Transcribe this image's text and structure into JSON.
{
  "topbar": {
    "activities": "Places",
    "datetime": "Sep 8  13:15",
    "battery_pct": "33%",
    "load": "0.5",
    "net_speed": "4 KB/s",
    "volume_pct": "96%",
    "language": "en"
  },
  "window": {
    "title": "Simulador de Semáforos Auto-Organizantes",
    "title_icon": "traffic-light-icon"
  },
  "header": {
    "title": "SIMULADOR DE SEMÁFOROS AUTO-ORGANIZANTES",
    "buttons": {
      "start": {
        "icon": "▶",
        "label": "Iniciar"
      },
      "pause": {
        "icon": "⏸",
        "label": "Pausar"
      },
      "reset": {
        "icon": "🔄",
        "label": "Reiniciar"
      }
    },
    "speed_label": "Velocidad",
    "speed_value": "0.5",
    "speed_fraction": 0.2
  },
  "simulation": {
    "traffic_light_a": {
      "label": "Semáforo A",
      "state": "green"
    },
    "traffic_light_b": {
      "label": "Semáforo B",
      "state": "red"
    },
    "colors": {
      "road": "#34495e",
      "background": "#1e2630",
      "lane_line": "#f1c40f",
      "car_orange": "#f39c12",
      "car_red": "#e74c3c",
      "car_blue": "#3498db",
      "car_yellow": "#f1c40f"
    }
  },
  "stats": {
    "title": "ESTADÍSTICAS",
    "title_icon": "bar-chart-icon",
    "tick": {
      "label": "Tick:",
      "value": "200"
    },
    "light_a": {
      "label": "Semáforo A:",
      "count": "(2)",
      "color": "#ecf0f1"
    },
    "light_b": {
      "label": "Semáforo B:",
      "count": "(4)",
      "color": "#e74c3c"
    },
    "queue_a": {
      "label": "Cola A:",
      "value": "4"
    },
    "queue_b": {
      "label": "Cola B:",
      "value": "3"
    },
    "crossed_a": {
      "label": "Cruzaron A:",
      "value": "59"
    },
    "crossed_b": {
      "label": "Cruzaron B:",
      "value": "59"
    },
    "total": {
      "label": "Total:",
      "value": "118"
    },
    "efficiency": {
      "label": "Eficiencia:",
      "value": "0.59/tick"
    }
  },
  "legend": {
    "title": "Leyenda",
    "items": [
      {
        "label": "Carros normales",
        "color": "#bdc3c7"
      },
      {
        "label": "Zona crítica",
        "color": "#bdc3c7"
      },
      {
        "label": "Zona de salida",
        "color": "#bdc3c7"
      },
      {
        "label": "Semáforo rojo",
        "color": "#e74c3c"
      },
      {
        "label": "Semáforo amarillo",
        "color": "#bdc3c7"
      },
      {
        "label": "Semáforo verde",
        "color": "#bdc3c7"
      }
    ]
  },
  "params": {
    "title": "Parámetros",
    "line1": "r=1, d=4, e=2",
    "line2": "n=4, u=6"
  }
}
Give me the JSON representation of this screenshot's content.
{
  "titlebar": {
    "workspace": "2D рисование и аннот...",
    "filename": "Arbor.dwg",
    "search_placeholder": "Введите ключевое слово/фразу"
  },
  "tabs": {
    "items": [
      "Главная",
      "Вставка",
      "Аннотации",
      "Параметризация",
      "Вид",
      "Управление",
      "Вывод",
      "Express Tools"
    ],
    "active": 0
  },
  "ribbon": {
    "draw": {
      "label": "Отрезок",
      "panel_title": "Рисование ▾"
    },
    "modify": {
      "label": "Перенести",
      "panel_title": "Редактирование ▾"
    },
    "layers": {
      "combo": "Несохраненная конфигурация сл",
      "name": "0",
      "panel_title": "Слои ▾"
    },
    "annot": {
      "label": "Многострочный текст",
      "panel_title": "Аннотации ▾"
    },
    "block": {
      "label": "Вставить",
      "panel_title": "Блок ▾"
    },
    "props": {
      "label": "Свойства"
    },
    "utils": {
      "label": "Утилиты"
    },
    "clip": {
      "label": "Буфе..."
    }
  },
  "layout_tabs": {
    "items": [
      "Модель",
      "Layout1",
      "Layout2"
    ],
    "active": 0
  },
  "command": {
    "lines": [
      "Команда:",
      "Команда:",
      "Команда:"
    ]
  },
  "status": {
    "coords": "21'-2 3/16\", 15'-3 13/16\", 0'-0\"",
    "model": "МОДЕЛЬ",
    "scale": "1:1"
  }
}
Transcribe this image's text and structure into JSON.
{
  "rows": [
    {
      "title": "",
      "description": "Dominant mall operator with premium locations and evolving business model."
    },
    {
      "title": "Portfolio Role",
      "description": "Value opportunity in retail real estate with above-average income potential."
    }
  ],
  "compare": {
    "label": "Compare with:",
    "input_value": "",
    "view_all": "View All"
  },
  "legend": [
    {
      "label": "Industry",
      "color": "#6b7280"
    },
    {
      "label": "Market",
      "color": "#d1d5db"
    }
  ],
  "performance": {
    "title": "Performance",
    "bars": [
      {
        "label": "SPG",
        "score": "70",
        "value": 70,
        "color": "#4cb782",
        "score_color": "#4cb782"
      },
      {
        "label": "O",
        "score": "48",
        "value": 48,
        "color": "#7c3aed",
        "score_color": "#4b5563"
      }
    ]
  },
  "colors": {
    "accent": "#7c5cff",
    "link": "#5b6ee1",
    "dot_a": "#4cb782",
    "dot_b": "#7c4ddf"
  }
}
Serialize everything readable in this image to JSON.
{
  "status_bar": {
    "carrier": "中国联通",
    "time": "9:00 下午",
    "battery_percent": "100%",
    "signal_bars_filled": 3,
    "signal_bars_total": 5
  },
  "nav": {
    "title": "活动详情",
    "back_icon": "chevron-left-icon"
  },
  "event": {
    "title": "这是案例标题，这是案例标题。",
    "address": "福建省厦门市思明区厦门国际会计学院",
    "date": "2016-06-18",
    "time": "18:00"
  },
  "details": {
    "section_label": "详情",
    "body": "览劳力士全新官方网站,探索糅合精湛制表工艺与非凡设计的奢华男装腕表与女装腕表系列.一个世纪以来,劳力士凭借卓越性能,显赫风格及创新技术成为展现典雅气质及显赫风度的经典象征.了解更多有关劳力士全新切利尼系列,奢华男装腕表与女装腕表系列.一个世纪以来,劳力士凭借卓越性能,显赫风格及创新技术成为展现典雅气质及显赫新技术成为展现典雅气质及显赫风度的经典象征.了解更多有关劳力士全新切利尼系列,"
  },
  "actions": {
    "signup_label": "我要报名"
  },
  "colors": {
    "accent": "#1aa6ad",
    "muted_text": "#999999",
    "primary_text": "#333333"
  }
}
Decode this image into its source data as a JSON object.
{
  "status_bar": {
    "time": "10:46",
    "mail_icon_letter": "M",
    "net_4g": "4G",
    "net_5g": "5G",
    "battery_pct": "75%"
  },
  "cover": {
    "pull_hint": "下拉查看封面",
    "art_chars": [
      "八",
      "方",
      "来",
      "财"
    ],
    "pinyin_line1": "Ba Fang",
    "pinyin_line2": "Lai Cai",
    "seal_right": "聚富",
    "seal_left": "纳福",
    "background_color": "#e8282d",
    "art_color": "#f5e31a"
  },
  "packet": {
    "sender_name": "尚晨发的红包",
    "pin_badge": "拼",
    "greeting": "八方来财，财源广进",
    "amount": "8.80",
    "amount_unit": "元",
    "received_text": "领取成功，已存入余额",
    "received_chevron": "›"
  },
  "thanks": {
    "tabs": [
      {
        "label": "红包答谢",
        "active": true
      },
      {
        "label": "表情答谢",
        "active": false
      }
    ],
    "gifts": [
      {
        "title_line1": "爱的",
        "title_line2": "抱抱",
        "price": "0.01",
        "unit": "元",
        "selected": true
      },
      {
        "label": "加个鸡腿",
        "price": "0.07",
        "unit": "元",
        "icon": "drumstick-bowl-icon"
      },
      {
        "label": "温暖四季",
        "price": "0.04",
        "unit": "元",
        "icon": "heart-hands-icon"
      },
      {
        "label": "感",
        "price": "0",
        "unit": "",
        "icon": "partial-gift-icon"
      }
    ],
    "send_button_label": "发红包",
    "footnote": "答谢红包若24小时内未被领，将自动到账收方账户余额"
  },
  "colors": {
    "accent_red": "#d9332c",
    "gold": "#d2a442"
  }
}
• • •
Whichever lines contain the string "JSON", select and copy them.

Transcribe this image's text and structure into JSON.
Give me the JSON representation of this screenshot's content.
Transcribe this image's text and structure into JSON.
Serialize everything readable in this image to JSON.
Decode this image into its source data as a JSON object.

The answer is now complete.